Could you copy out the data below line for line, leaving out the pictures?

-- Start of The input --

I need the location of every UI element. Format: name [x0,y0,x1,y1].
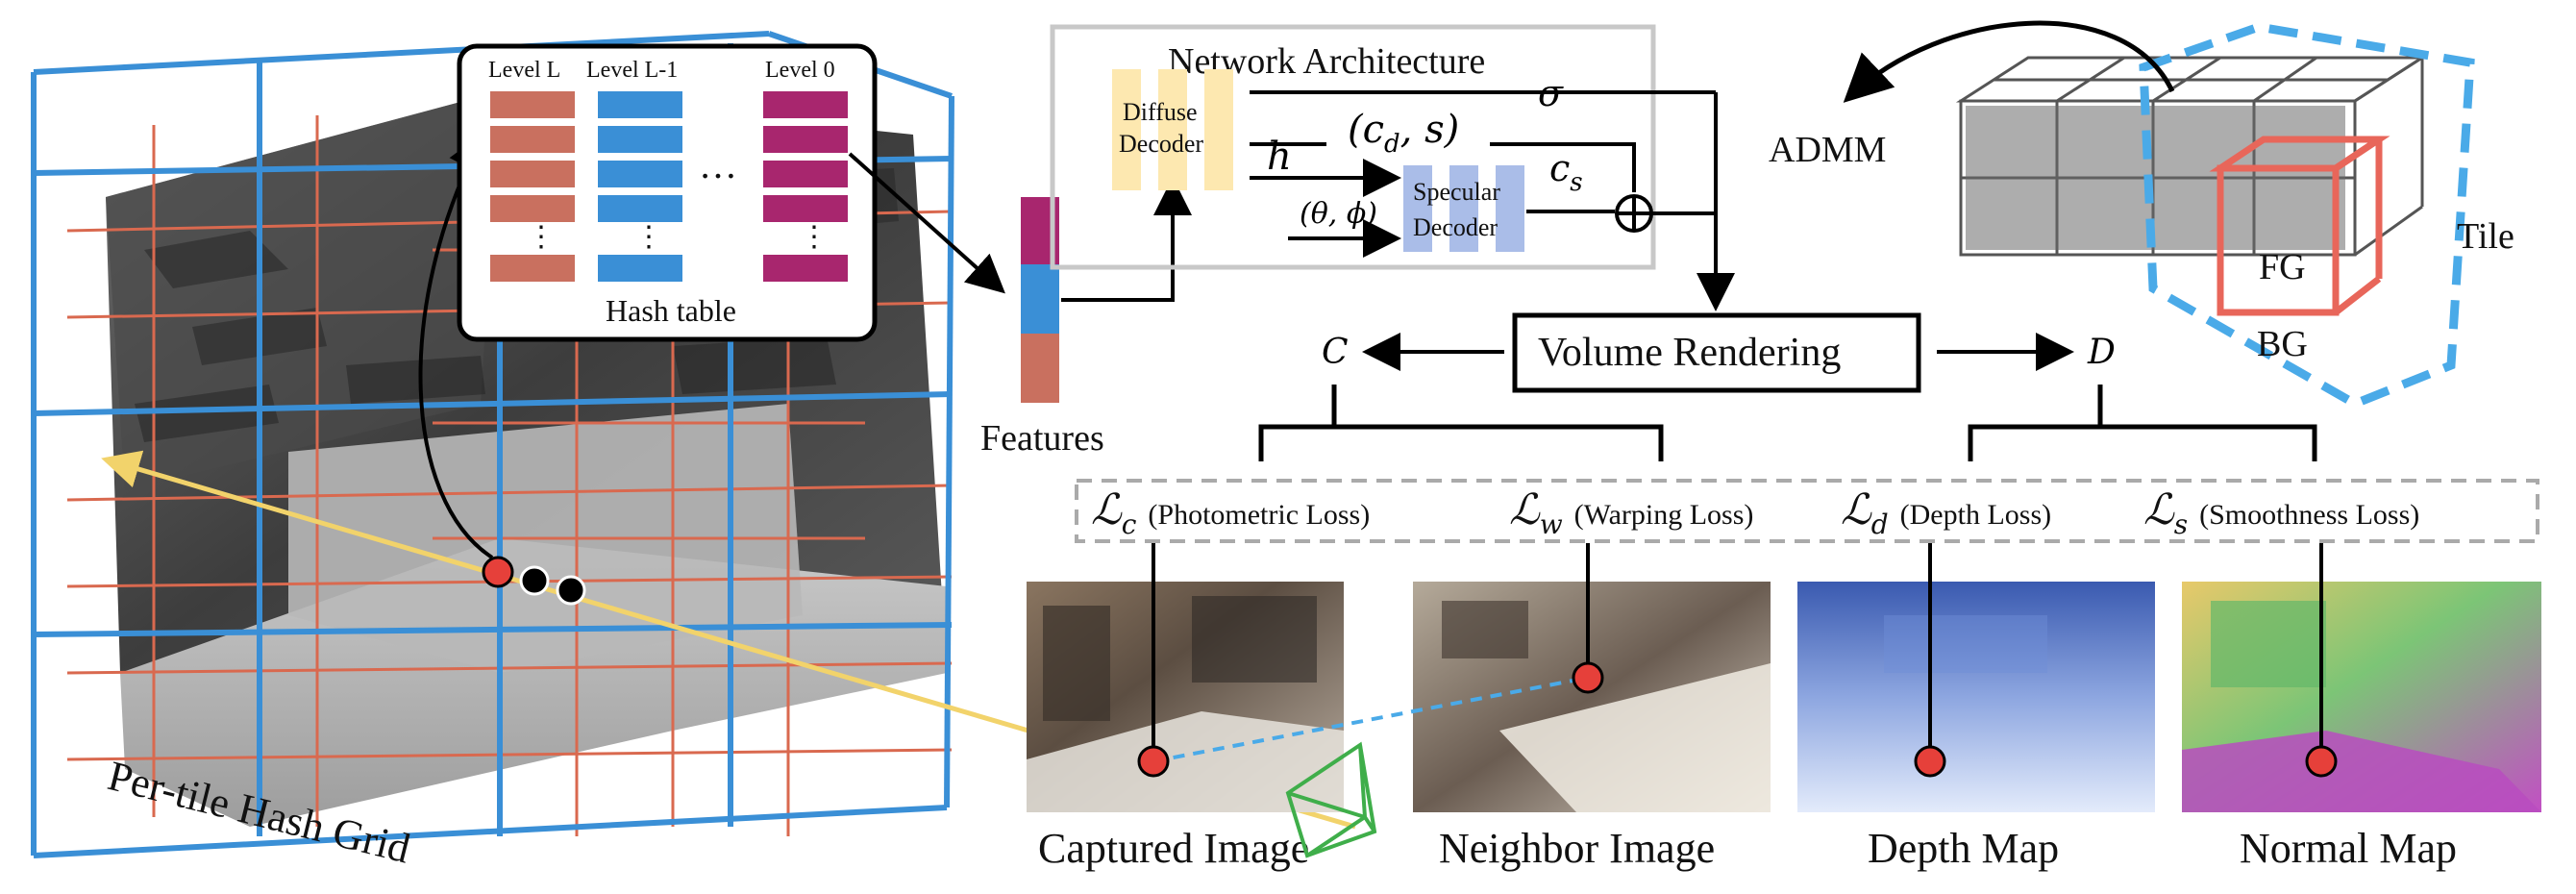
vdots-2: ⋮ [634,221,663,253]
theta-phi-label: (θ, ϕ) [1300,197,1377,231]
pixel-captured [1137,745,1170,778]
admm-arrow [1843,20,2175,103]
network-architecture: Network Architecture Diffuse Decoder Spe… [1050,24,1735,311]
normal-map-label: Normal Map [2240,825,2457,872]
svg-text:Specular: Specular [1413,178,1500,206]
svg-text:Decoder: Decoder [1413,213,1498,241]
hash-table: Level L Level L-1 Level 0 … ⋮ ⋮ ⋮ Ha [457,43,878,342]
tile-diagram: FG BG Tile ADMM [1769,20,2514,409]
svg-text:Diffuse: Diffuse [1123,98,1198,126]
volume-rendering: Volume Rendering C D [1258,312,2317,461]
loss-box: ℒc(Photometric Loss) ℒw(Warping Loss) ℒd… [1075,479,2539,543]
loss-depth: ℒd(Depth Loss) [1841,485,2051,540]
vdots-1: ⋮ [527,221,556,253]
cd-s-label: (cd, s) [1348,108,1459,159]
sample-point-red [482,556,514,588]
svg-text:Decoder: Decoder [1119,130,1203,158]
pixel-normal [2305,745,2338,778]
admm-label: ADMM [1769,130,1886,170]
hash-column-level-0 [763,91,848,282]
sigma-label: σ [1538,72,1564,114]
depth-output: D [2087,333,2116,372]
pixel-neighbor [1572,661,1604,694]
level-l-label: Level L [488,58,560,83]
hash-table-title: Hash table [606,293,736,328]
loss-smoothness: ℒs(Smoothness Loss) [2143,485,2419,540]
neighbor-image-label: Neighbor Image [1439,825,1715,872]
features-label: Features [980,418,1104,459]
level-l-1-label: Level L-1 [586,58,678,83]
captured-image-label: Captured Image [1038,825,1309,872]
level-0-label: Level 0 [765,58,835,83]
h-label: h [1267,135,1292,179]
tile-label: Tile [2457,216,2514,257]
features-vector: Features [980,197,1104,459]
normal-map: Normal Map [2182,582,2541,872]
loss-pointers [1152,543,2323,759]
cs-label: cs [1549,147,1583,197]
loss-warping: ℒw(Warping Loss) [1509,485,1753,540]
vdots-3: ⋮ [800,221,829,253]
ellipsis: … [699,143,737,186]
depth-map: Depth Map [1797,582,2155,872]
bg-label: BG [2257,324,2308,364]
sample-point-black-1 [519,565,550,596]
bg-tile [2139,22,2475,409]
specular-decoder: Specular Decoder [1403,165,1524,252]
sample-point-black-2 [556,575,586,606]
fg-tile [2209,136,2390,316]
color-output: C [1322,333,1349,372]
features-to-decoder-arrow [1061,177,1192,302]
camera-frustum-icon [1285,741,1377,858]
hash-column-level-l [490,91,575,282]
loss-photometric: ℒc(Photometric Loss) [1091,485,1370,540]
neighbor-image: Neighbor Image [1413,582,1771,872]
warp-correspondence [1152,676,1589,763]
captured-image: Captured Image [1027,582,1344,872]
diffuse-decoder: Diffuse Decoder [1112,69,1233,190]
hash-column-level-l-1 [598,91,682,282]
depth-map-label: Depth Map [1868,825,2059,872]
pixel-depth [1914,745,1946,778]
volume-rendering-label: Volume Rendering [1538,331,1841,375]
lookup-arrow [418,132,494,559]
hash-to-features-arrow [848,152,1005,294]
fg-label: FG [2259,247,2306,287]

-- End of The input --

**Final answer:**
I need the location of every UI element. Format: name [x0,y0,x1,y1].
vdots-2: ⋮ [634,221,663,253]
theta-phi-label: (θ, ϕ) [1300,197,1377,231]
pixel-captured [1137,745,1170,778]
admm-arrow [1843,20,2175,103]
network-architecture: Network Architecture Diffuse Decoder Spe… [1050,24,1735,311]
normal-map-label: Normal Map [2240,825,2457,872]
svg-text:Specular: Specular [1413,178,1500,206]
svg-text:Decoder: Decoder [1413,213,1498,241]
hash-table: Level L Level L-1 Level 0 … ⋮ ⋮ ⋮ Ha [457,43,878,342]
tile-diagram: FG BG Tile ADMM [1769,20,2514,409]
svg-text:Diffuse: Diffuse [1123,98,1198,126]
volume-rendering: Volume Rendering C D [1258,312,2317,461]
loss-box: ℒc(Photometric Loss) ℒw(Warping Loss) ℒd… [1075,479,2539,543]
loss-depth: ℒd(Depth Loss) [1841,485,2051,540]
vdots-1: ⋮ [527,221,556,253]
cd-s-label: (cd, s) [1348,108,1459,159]
sample-point-red [482,556,514,588]
svg-text:Decoder: Decoder [1119,130,1203,158]
pixel-normal [2305,745,2338,778]
admm-label: ADMM [1769,130,1886,170]
hash-column-level-0 [763,91,848,282]
sigma-label: σ [1538,72,1564,114]
depth-output: D [2087,333,2116,372]
pixel-neighbor [1572,661,1604,694]
level-l-label: Level L [488,58,560,83]
hash-table-title: Hash table [606,293,736,328]
loss-smoothness: ℒs(Smoothness Loss) [2143,485,2419,540]
neighbor-image-label: Neighbor Image [1439,825,1715,872]
features-label: Features [980,418,1104,459]
level-l-1-label: Level L-1 [586,58,678,83]
captured-image-label: Captured Image [1038,825,1309,872]
level-0-label: Level 0 [765,58,835,83]
h-label: h [1267,135,1292,179]
tile-label: Tile [2457,216,2514,257]
features-vector: Features [980,197,1104,459]
normal-map: Normal Map [2182,582,2541,872]
loss-pointers [1152,543,2323,759]
cs-label: cs [1549,147,1583,197]
loss-warping: ℒw(Warping Loss) [1509,485,1753,540]
vdots-3: ⋮ [800,221,829,253]
ellipsis: … [699,143,737,186]
depth-map: Depth Map [1797,582,2155,872]
bg-label: BG [2257,324,2308,364]
sample-point-black-1 [519,565,550,596]
bg-tile [2139,22,2475,409]
specular-decoder: Specular Decoder [1403,165,1524,252]
sample-point-black-2 [556,575,586,606]
fg-tile [2209,136,2390,316]
color-output: C [1322,333,1349,372]
features-to-decoder-arrow [1061,177,1192,302]
camera-frustum-icon [1285,741,1377,858]
hash-column-level-l [490,91,575,282]
loss-photometric: ℒc(Photometric Loss) [1091,485,1370,540]
neighbor-image: Neighbor Image [1413,582,1771,872]
warp-correspondence [1152,676,1589,763]
captured-image: Captured Image [1027,582,1344,872]
diffuse-decoder: Diffuse Decoder [1112,69,1233,190]
hash-column-level-l-1 [598,91,682,282]
depth-map-label: Depth Map [1868,825,2059,872]
pixel-depth [1914,745,1946,778]
volume-rendering-label: Volume Rendering [1538,331,1841,375]
lookup-arrow [418,132,494,559]
hash-to-features-arrow [848,152,1005,294]
fg-label: FG [2259,247,2306,287]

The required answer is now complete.